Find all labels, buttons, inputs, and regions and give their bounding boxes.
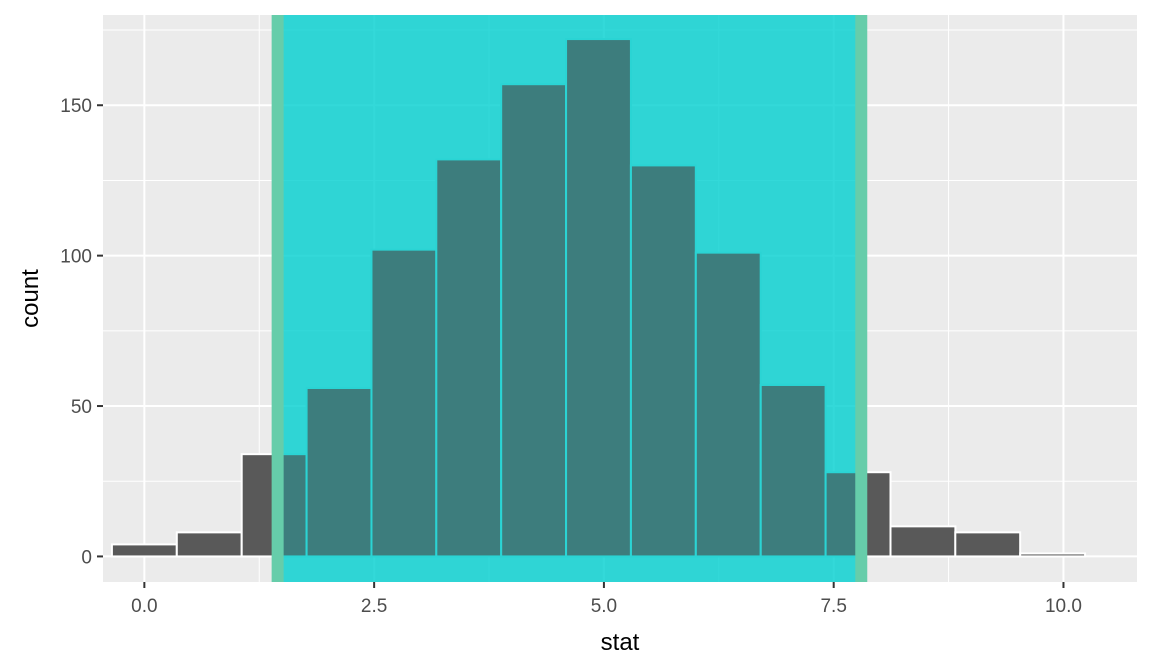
histogram-bar-shaded <box>370 248 438 558</box>
histogram-bar <box>110 543 178 558</box>
y-tick-label: 50 <box>71 397 92 418</box>
histogram-bar <box>954 531 1022 558</box>
histogram-bar <box>175 531 243 558</box>
histogram-bar <box>1019 552 1087 558</box>
histogram-bar-shaded <box>694 251 762 558</box>
y-tick-label: 0 <box>81 547 92 568</box>
interval-bounds <box>271 15 868 582</box>
histogram-bar-shaded <box>305 386 373 558</box>
histogram-bar-shaded <box>565 38 632 558</box>
y-tick-label: 100 <box>60 247 92 268</box>
x-tick-label: 5.0 <box>591 596 617 617</box>
y-axis-ticks: 0 50 100 150 <box>60 96 103 568</box>
histogram-bar-shaded <box>759 383 827 558</box>
histogram-bar-shaded <box>435 158 503 558</box>
histogram-bar-shaded <box>629 164 697 558</box>
x-axis-ticks: 0.0 2.5 5.0 7.5 10.0 <box>131 582 1082 617</box>
x-tick-label: 7.5 <box>820 596 846 617</box>
histogram-bars-shaded <box>276 38 863 558</box>
x-axis-title: stat <box>601 629 640 656</box>
histogram-bar <box>889 525 957 558</box>
x-tick-label: 10.0 <box>1045 596 1082 617</box>
y-axis-title: count <box>17 269 44 328</box>
y-tick-label: 150 <box>60 96 92 117</box>
histogram-bar-shaded <box>500 83 568 558</box>
x-tick-label: 0.0 <box>131 596 157 617</box>
x-tick-label: 2.5 <box>361 596 387 617</box>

■ **Problem statement**
Can you write out these lines again, substituting "frequency" for "count", leaving everything else unchanged and the pictures out?

■ **Result below**
Find all labels, buttons, inputs, and regions and give their bounding boxes.
histogram-bar-shaded <box>370 248 438 558</box>
histogram-bar <box>110 543 178 558</box>
y-tick-label: 50 <box>71 397 92 418</box>
histogram-bar <box>954 531 1022 558</box>
histogram-bar <box>175 531 243 558</box>
histogram-bar <box>1019 552 1087 558</box>
histogram-bar-shaded <box>694 251 762 558</box>
y-tick-label: 0 <box>81 547 92 568</box>
interval-bounds <box>271 15 868 582</box>
histogram-bar-shaded <box>305 386 373 558</box>
histogram-bar-shaded <box>565 38 632 558</box>
y-tick-label: 100 <box>60 247 92 268</box>
x-tick-label: 5.0 <box>591 596 617 617</box>
y-axis-ticks: 0 50 100 150 <box>60 96 103 568</box>
histogram-bar-shaded <box>759 383 827 558</box>
histogram-bar-shaded <box>435 158 503 558</box>
histogram-bar-shaded <box>629 164 697 558</box>
x-axis-ticks: 0.0 2.5 5.0 7.5 10.0 <box>131 582 1082 617</box>
x-tick-label: 7.5 <box>820 596 846 617</box>
histogram-bars-shaded <box>276 38 863 558</box>
x-axis-title: stat <box>601 629 640 656</box>
histogram-bar <box>889 525 957 558</box>
x-tick-label: 10.0 <box>1045 596 1082 617</box>
y-axis-title: frequency <box>17 269 44 328</box>
y-tick-label: 150 <box>60 96 92 117</box>
histogram-bar-shaded <box>500 83 568 558</box>
x-tick-label: 0.0 <box>131 596 157 617</box>
x-tick-label: 2.5 <box>361 596 387 617</box>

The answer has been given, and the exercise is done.